SET PROBLEM
Gather every line that includes the word "import", please.

DATA EXTRACT

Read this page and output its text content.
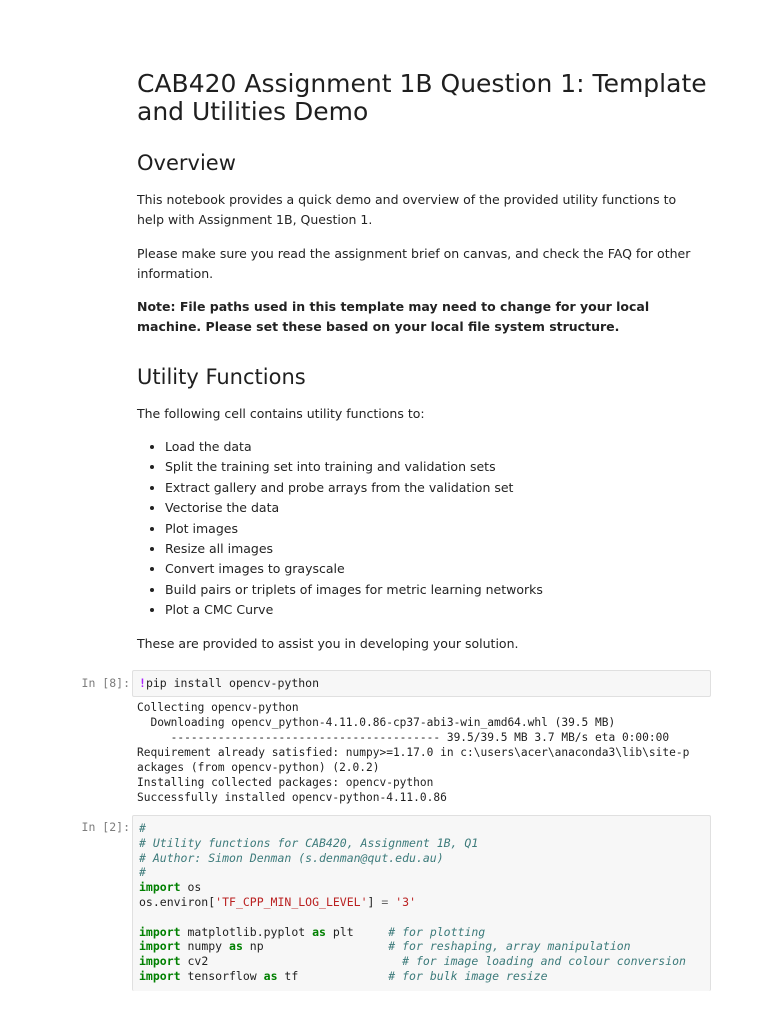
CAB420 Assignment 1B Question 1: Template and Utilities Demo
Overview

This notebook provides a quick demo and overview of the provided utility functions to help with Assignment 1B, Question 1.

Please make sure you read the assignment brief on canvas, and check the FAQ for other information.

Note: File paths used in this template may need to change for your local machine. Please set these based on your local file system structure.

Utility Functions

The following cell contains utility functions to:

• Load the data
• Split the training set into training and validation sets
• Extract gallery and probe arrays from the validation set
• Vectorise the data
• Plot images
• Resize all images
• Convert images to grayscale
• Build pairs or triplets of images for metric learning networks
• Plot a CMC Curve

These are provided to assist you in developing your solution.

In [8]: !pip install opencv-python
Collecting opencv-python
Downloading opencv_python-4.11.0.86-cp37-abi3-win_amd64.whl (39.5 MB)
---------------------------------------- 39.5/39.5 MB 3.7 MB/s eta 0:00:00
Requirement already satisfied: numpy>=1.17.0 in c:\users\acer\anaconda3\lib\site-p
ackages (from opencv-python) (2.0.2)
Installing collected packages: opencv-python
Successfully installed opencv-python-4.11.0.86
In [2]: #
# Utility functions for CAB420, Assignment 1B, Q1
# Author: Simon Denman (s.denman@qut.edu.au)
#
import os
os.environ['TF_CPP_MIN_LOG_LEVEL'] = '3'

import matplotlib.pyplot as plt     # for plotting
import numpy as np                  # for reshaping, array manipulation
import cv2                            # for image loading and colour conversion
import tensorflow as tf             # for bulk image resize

TASK RESPONSE
import os
import matplotlib.pyplot as plt     # for plotting
import numpy as np                  # for reshaping, array manipulation
import cv2                            # for image loading and colour conversion
import tensorflow as tf             # for bulk image resize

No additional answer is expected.